Supplied entries:
____
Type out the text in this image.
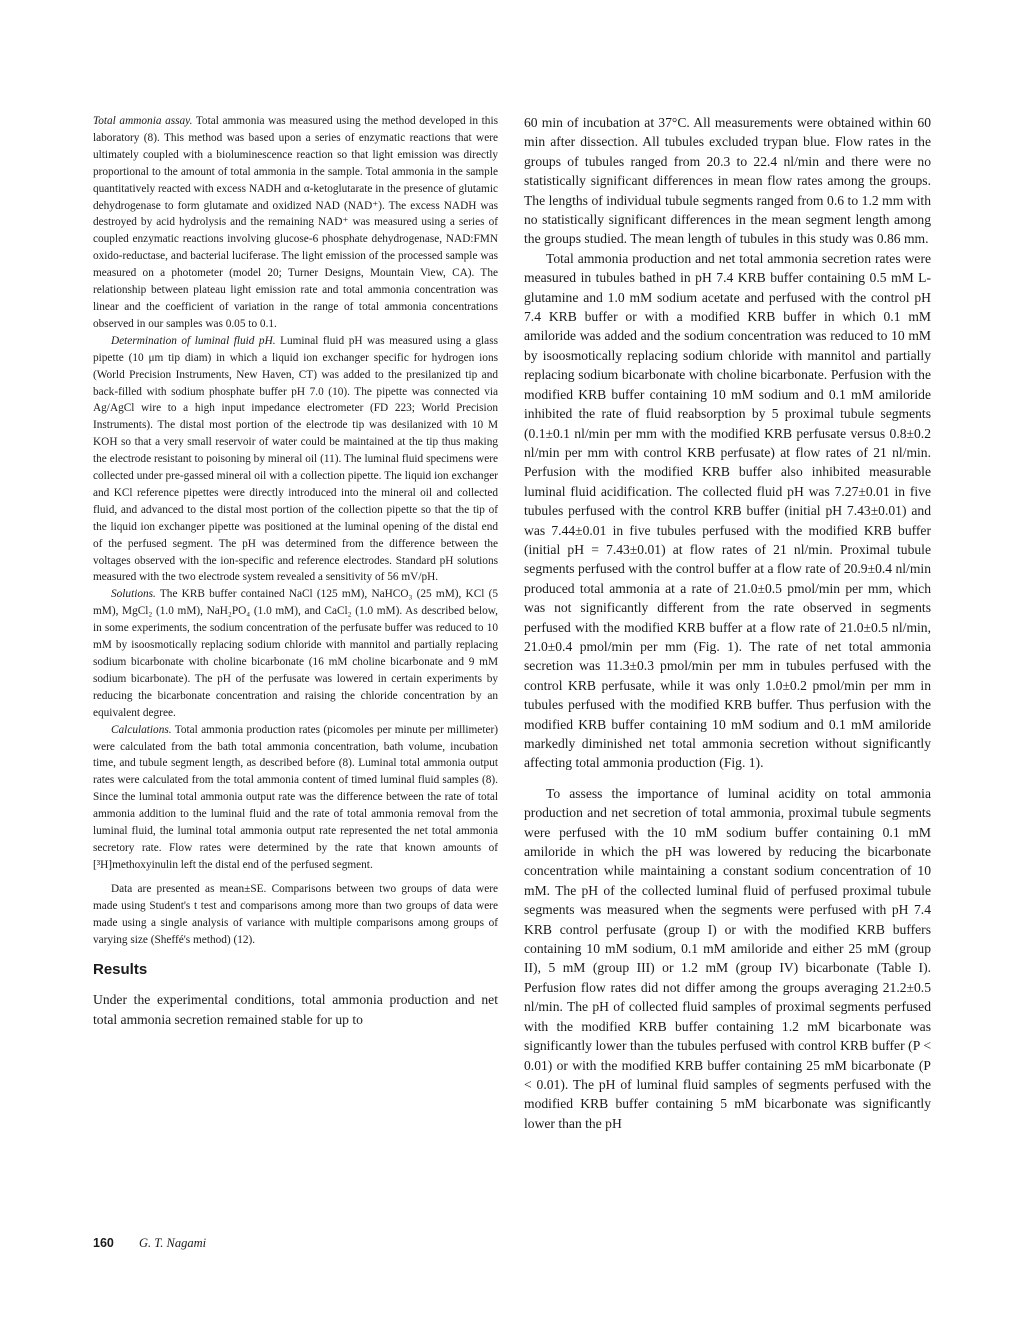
Total ammonia assay. Total ammonia was measured using the method developed in this laboratory (8). This method was based upon a series of enzymatic reactions that were ultimately coupled with a bioluminescence reaction so that light emission was directly proportional to the amount of total ammonia in the sample. Total ammonia in the sample quantitatively reacted with excess NADH and α-ketoglutarate in the presence of glutamic dehydrogenase to form glutamate and oxidized NAD (NAD⁺). The excess NADH was destroyed by acid hydrolysis and the remaining NAD⁺ was measured using a series of coupled enzymatic reactions involving glucose-6 phosphate dehydrogenase, NAD:FMN oxido-reductase, and bacterial luciferase. The light emission of the processed sample was measured on a photometer (model 20; Turner Designs, Mountain View, CA). The relationship between plateau light emission rate and total ammonia concentration was linear and the coefficient of variation in the range of total ammonia concentrations observed in our samples was 0.05 to 0.1.

Determination of luminal fluid pH. Luminal fluid pH was measured using a glass pipette (10 μm tip diam) in which a liquid ion exchanger specific for hydrogen ions (World Precision Instruments, New Haven, CT) was added to the presilanized tip and back-filled with sodium phosphate buffer pH 7.0 (10). The pipette was connected via Ag/AgCl wire to a high input impedance electrometer (FD 223; World Precision Instruments). The distal most portion of the electrode tip was desilanized with 10 M KOH so that a very small reservoir of water could be maintained at the tip thus making the electrode resistant to poisoning by mineral oil (11). The luminal fluid specimens were collected under pre-gassed mineral oil with a collection pipette. The liquid ion exchanger and KCl reference pipettes were directly introduced into the mineral oil and collected fluid, and advanced to the distal most portion of the collection pipette so that the tip of the liquid ion exchanger pipette was positioned at the luminal opening of the distal end of the perfused segment. The pH was determined from the difference between the voltages observed with the ion-specific and reference electrodes. Standard pH solutions measured with the two electrode system revealed a sensitivity of 56 mV/pH.

Solutions. The KRB buffer contained NaCl (125 mM), NaHCO₃ (25 mM), KCl (5 mM), MgCl₂ (1.0 mM), NaH₂PO₄ (1.0 mM), and CaCl₂ (1.0 mM). As described below, in some experiments, the sodium concentration of the perfusate buffer was reduced to 10 mM by isoosmotically replacing sodium chloride with mannitol and partially replacing sodium bicarbonate with choline bicarbonate (16 mM choline bicarbonate and 9 mM sodium bicarbonate). The pH of the perfusate was lowered in certain experiments by reducing the bicarbonate concentration and raising the chloride concentration by an equivalent degree.

Calculations. Total ammonia production rates (picomoles per minute per millimeter) were calculated from the bath total ammonia concentration, bath volume, incubation time, and tubule segment length, as described before (8). Luminal total ammonia output rates were calculated from the total ammonia content of timed luminal fluid samples (8). Since the luminal total ammonia output rate was the difference between the rate of total ammonia addition to the luminal fluid and the rate of total ammonia removal from the luminal fluid, the luminal total ammonia output rate represented the net total ammonia secretory rate. Flow rates were determined by the rate that known amounts of [³H]methoxyinulin left the distal end of the perfused segment.

Data are presented as mean±SE. Comparisons between two groups of data were made using Student's t test and comparisons among more than two groups of data were made using a single analysis of variance with multiple comparisons among groups of varying size (Sheffé's method) (12).

Results

Under the experimental conditions, total ammonia production and net total ammonia secretion remained stable for up to

60 min of incubation at 37°C. All measurements were obtained within 60 min after dissection. All tubules excluded trypan blue. Flow rates in the groups of tubules ranged from 20.3 to 22.4 nl/min and there were no statistically significant differences in mean flow rates among the groups. The lengths of individual tubule segments ranged from 0.6 to 1.2 mm with no statistically significant differences in the mean segment length among the groups studied. The mean length of tubules in this study was 0.86 mm.

Total ammonia production and net total ammonia secretion rates were measured in tubules bathed in pH 7.4 KRB buffer containing 0.5 mM L-glutamine and 1.0 mM sodium acetate and perfused with the control pH 7.4 KRB buffer or with a modified KRB buffer in which 0.1 mM amiloride was added and the sodium concentration was reduced to 10 mM by isoosmotically replacing sodium chloride with mannitol and partially replacing sodium bicarbonate with choline bicarbonate. Perfusion with the modified KRB buffer containing 10 mM sodium and 0.1 mM amiloride inhibited the rate of fluid reabsorption by 5 proximal tubule segments (0.1±0.1 nl/min per mm with the modified KRB perfusate versus 0.8±0.2 nl/min per mm with control KRB perfusate) at flow rates of 21 nl/min. Perfusion with the modified KRB buffer also inhibited measurable luminal fluid acidification. The collected fluid pH was 7.27±0.01 in five tubules perfused with the control KRB buffer (initial pH 7.43±0.01) and was 7.44±0.01 in five tubules perfused with the modified KRB buffer (initial pH = 7.43±0.01) at flow rates of 21 nl/min. Proximal tubule segments perfused with the control buffer at a flow rate of 20.9±0.4 nl/min produced total ammonia at a rate of 21.0±0.5 pmol/min per mm, which was not significantly different from the rate observed in segments perfused with the modified KRB buffer at a flow rate of 21.0±0.5 nl/min, 21.0±0.4 pmol/min per mm (Fig. 1). The rate of net total ammonia secretion was 11.3±0.3 pmol/min per mm in tubules perfused with the control KRB perfusate, while it was only 1.0±0.2 pmol/min per mm in tubules perfused with the modified KRB buffer. Thus perfusion with the modified KRB buffer containing 10 mM sodium and 0.1 mM amiloride markedly diminished net total ammonia secretion without significantly affecting total ammonia production (Fig. 1).

To assess the importance of luminal acidity on total ammonia production and net secretion of total ammonia, proximal tubule segments were perfused with the 10 mM sodium buffer containing 0.1 mM amiloride in which the pH was lowered by reducing the bicarbonate concentration while maintaining a constant sodium concentration of 10 mM. The pH of the collected luminal fluid of perfused proximal tubule segments was measured when the segments were perfused with pH 7.4 KRB control perfusate (group I) or with the modified KRB buffers containing 10 mM sodium, 0.1 mM amiloride and either 25 mM (group II), 5 mM (group III) or 1.2 mM (group IV) bicarbonate (Table I). Perfusion flow rates did not differ among the groups averaging 21.2±0.5 nl/min. The pH of collected fluid samples of proximal segments perfused with the modified KRB buffer containing 1.2 mM bicarbonate was significantly lower than the tubules perfused with control KRB buffer (P < 0.01) or with the modified KRB buffer containing 25 mM bicarbonate (P < 0.01). The pH of luminal fluid samples of segments perfused with the modified KRB buffer containing 5 mM bicarbonate was significantly lower than the pH

160 G. T. Nagami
____
The whole listing above must be set down again exactly, but without its images.

Type out the text in this image.
Total ammonia assay. Total ammonia was measured using the method developed in this laboratory (8). This method was based upon a series of enzymatic reactions that were ultimately coupled with a bioluminescence reaction so that light emission was directly proportional to the amount of total ammonia in the sample. Total ammonia in the sample quantitatively reacted with excess NADH and α-ketoglutarate in the presence of glutamic dehydrogenase to form glutamate and oxidized NAD (NAD⁺). The excess NADH was destroyed by acid hydrolysis and the remaining NAD⁺ was measured using a series of coupled enzymatic reactions involving glucose-6 phosphate dehydrogenase, NAD:FMN oxido-reductase, and bacterial luciferase. The light emission of the processed sample was measured on a photometer (model 20; Turner Designs, Mountain View, CA). The relationship between plateau light emission rate and total ammonia concentration was linear and the coefficient of variation in the range of total ammonia concentrations observed in our samples was 0.05 to 0.1.

Determination of luminal fluid pH. Luminal fluid pH was measured using a glass pipette (10 μm tip diam) in which a liquid ion exchanger specific for hydrogen ions (World Precision Instruments, New Haven, CT) was added to the presilanized tip and back-filled with sodium phosphate buffer pH 7.0 (10). The pipette was connected via Ag/AgCl wire to a high input impedance electrometer (FD 223; World Precision Instruments). The distal most portion of the electrode tip was desilanized with 10 M KOH so that a very small reservoir of water could be maintained at the tip thus making the electrode resistant to poisoning by mineral oil (11). The luminal fluid specimens were collected under pre-gassed mineral oil with a collection pipette. The liquid ion exchanger and KCl reference pipettes were directly introduced into the mineral oil and collected fluid, and advanced to the distal most portion of the collection pipette so that the tip of the liquid ion exchanger pipette was positioned at the luminal opening of the distal end of the perfused segment. The pH was determined from the difference between the voltages observed with the ion-specific and reference electrodes. Standard pH solutions measured with the two electrode system revealed a sensitivity of 56 mV/pH.

Solutions. The KRB buffer contained NaCl (125 mM), NaHCO₃ (25 mM), KCl (5 mM), MgCl₂ (1.0 mM), NaH₂PO₄ (1.0 mM), and CaCl₂ (1.0 mM). As described below, in some experiments, the sodium concentration of the perfusate buffer was reduced to 10 mM by isoosmotically replacing sodium chloride with mannitol and partially replacing sodium bicarbonate with choline bicarbonate (16 mM choline bicarbonate and 9 mM sodium bicarbonate). The pH of the perfusate was lowered in certain experiments by reducing the bicarbonate concentration and raising the chloride concentration by an equivalent degree.

Calculations. Total ammonia production rates (picomoles per minute per millimeter) were calculated from the bath total ammonia concentration, bath volume, incubation time, and tubule segment length, as described before (8). Luminal total ammonia output rates were calculated from the total ammonia content of timed luminal fluid samples (8). Since the luminal total ammonia output rate was the difference between the rate of total ammonia addition to the luminal fluid and the rate of total ammonia removal from the luminal fluid, the luminal total ammonia output rate represented the net total ammonia secretory rate. Flow rates were determined by the rate that known amounts of [³H]methoxyinulin left the distal end of the perfused segment.

Data are presented as mean±SE. Comparisons between two groups of data were made using Student's t test and comparisons among more than two groups of data were made using a single analysis of variance with multiple comparisons among groups of varying size (Sheffé's method) (12).

Results

Under the experimental conditions, total ammonia production and net total ammonia secretion remained stable for up to

60 min of incubation at 37°C. All measurements were obtained within 60 min after dissection. All tubules excluded trypan blue. Flow rates in the groups of tubules ranged from 20.3 to 22.4 nl/min and there were no statistically significant differences in mean flow rates among the groups. The lengths of individual tubule segments ranged from 0.6 to 1.2 mm with no statistically significant differences in the mean segment length among the groups studied. The mean length of tubules in this study was 0.86 mm.

Total ammonia production and net total ammonia secretion rates were measured in tubules bathed in pH 7.4 KRB buffer containing 0.5 mM L-glutamine and 1.0 mM sodium acetate and perfused with the control pH 7.4 KRB buffer or with a modified KRB buffer in which 0.1 mM amiloride was added and the sodium concentration was reduced to 10 mM by isoosmotically replacing sodium chloride with mannitol and partially replacing sodium bicarbonate with choline bicarbonate. Perfusion with the modified KRB buffer containing 10 mM sodium and 0.1 mM amiloride inhibited the rate of fluid reabsorption by 5 proximal tubule segments (0.1±0.1 nl/min per mm with the modified KRB perfusate versus 0.8±0.2 nl/min per mm with control KRB perfusate) at flow rates of 21 nl/min. Perfusion with the modified KRB buffer also inhibited measurable luminal fluid acidification. The collected fluid pH was 7.27±0.01 in five tubules perfused with the control KRB buffer (initial pH 7.43±0.01) and was 7.44±0.01 in five tubules perfused with the modified KRB buffer (initial pH = 7.43±0.01) at flow rates of 21 nl/min. Proximal tubule segments perfused with the control buffer at a flow rate of 20.9±0.4 nl/min produced total ammonia at a rate of 21.0±0.5 pmol/min per mm, which was not significantly different from the rate observed in segments perfused with the modified KRB buffer at a flow rate of 21.0±0.5 nl/min, 21.0±0.4 pmol/min per mm (Fig. 1). The rate of net total ammonia secretion was 11.3±0.3 pmol/min per mm in tubules perfused with the control KRB perfusate, while it was only 1.0±0.2 pmol/min per mm in tubules perfused with the modified KRB buffer. Thus perfusion with the modified KRB buffer containing 10 mM sodium and 0.1 mM amiloride markedly diminished net total ammonia secretion without significantly affecting total ammonia production (Fig. 1).

To assess the importance of luminal acidity on total ammonia production and net secretion of total ammonia, proximal tubule segments were perfused with the 10 mM sodium buffer containing 0.1 mM amiloride in which the pH was lowered by reducing the bicarbonate concentration while maintaining a constant sodium concentration of 10 mM. The pH of the collected luminal fluid of perfused proximal tubule segments was measured when the segments were perfused with pH 7.4 KRB control perfusate (group I) or with the modified KRB buffers containing 10 mM sodium, 0.1 mM amiloride and either 25 mM (group II), 5 mM (group III) or 1.2 mM (group IV) bicarbonate (Table I). Perfusion flow rates did not differ among the groups averaging 21.2±0.5 nl/min. The pH of collected fluid samples of proximal segments perfused with the modified KRB buffer containing 1.2 mM bicarbonate was significantly lower than the tubules perfused with control KRB buffer (P < 0.01) or with the modified KRB buffer containing 25 mM bicarbonate (P < 0.01). The pH of luminal fluid samples of segments perfused with the modified KRB buffer containing 5 mM bicarbonate was significantly lower than the pH

160 G. T. Nagami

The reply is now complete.